_PROBLEM REQUIREMENTS:_ From the entries below, gather each line containing the word "that".

»»

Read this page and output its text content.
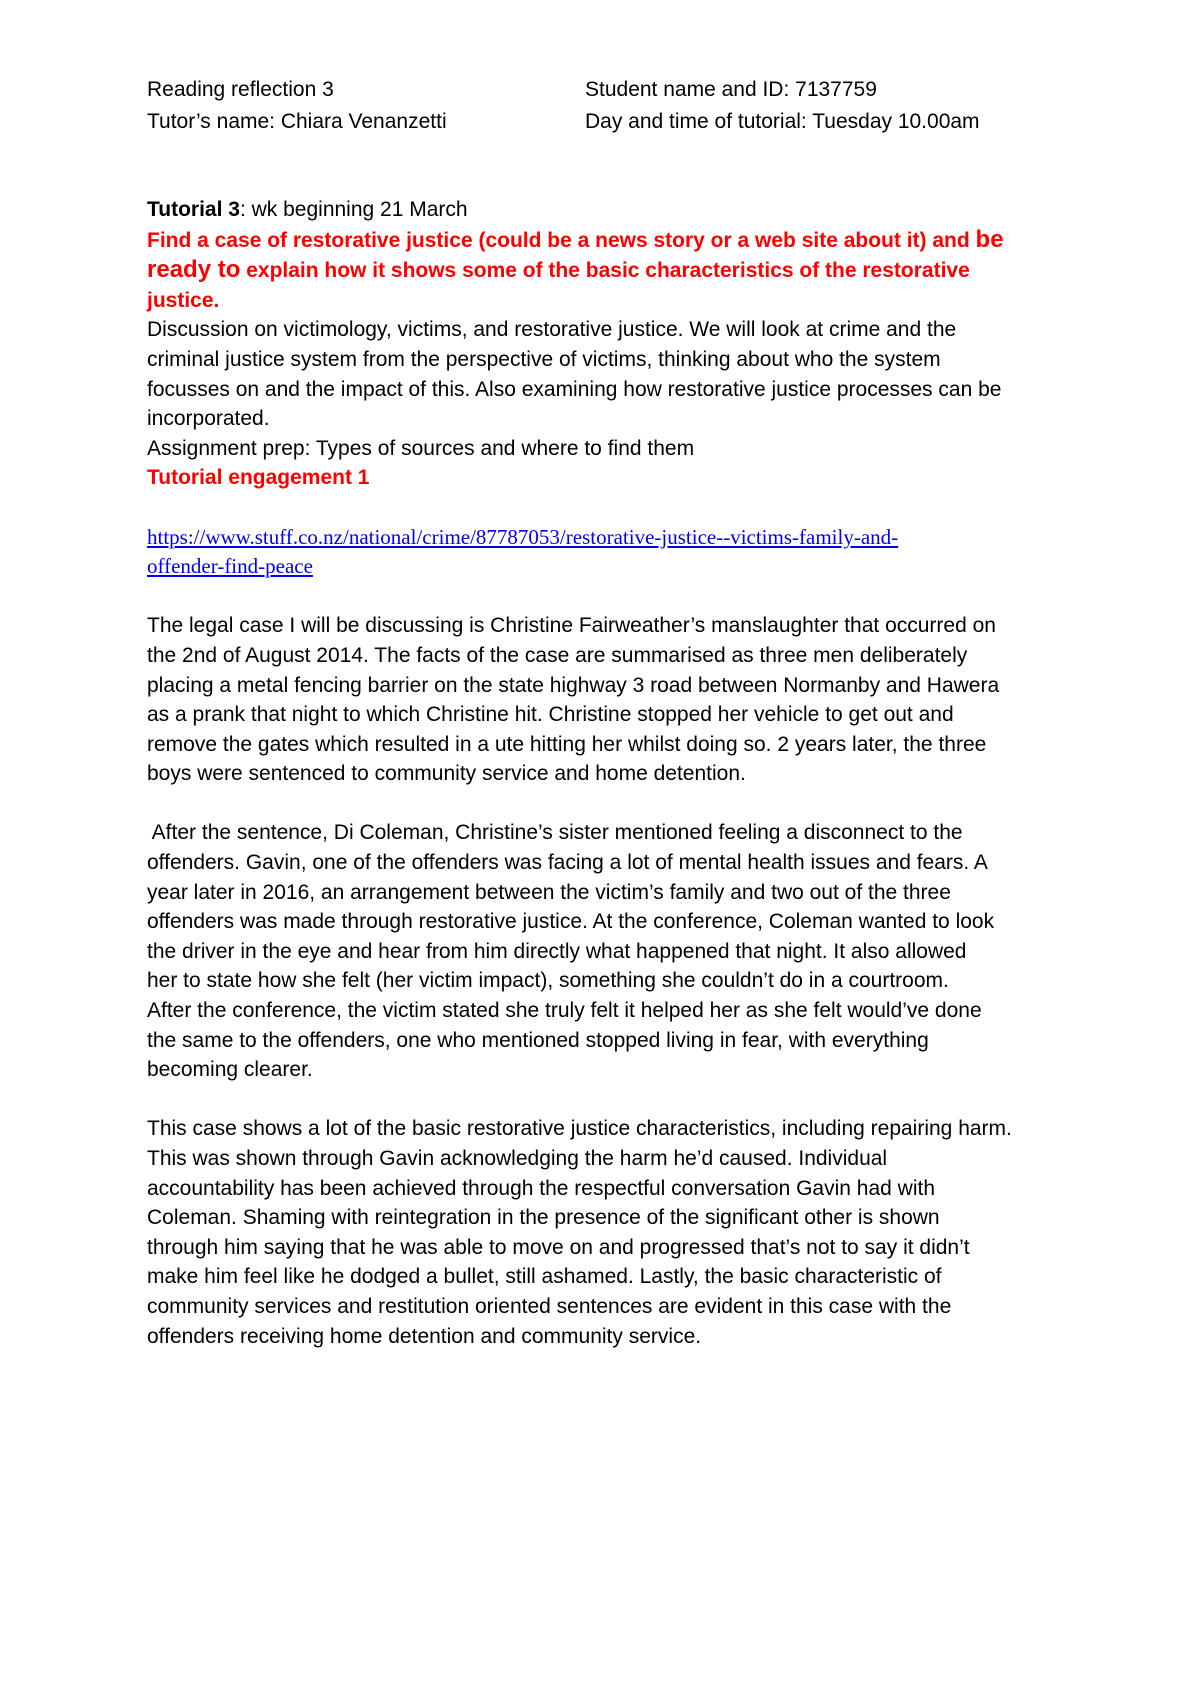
Reading reflection 3	Student name and ID: 7137759
Tutor’s name: Chiara Venanzetti	Day and time of tutorial: Tuesday 10.00am
Tutorial 3: wk beginning 21 March
Find a case of restorative justice (could be a news story or a web site about it) and be
ready to explain how it shows some of the basic characteristics of the restorative
justice.
Discussion on victimology, victims, and restorative justice. We will look at crime and the
criminal justice system from the perspective of victims, thinking about who the system
focusses on and the impact of this. Also examining how restorative justice processes can be
incorporated.
Assignment prep: Types of sources and where to find them
Tutorial engagement 1
https://www.stuff.co.nz/national/crime/87787053/restorative-justice--victims-family-and-
offender-find-peace
The legal case I will be discussing is Christine Fairweather’s manslaughter that occurred on
the 2nd of August 2014. The facts of the case are summarised as three men deliberately
placing a metal fencing barrier on the state highway 3 road between Normanby and Hawera
as a prank that night to which Christine hit. Christine stopped her vehicle to get out and
remove the gates which resulted in a ute hitting her whilst doing so. 2 years later, the three
boys were sentenced to community service and home detention.
After the sentence, Di Coleman, Christine’s sister mentioned feeling a disconnect to the
offenders. Gavin, one of the offenders was facing a lot of mental health issues and fears. A
year later in 2016, an arrangement between the victim’s family and two out of the three
offenders was made through restorative justice. At the conference, Coleman wanted to look
the driver in the eye and hear from him directly what happened that night. It also allowed
her to state how she felt (her victim impact), something she couldn’t do in a courtroom.
After the conference, the victim stated she truly felt it helped her as she felt would’ve done
the same to the offenders, one who mentioned stopped living in fear, with everything
becoming clearer.
This case shows a lot of the basic restorative justice characteristics, including repairing harm.
This was shown through Gavin acknowledging the harm he’d caused. Individual
accountability has been achieved through the respectful conversation Gavin had with
Coleman. Shaming with reintegration in the presence of the significant other is shown
through him saying that he was able to move on and progressed that’s not to say it didn’t
make him feel like he dodged a bullet, still ashamed. Lastly, the basic characteristic of
community services and restitution oriented sentences are evident in this case with the
offenders receiving home detention and community service.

««

_CORRECT RESULT:_
The legal case I will be discussing is Christine Fairweather’s manslaughter that occurred on
as a prank that night to which Christine hit. Christine stopped her vehicle to get out and
the driver in the eye and hear from him directly what happened that night. It also allowed
through him saying that he was able to move on and progressed that’s not to say it didn’t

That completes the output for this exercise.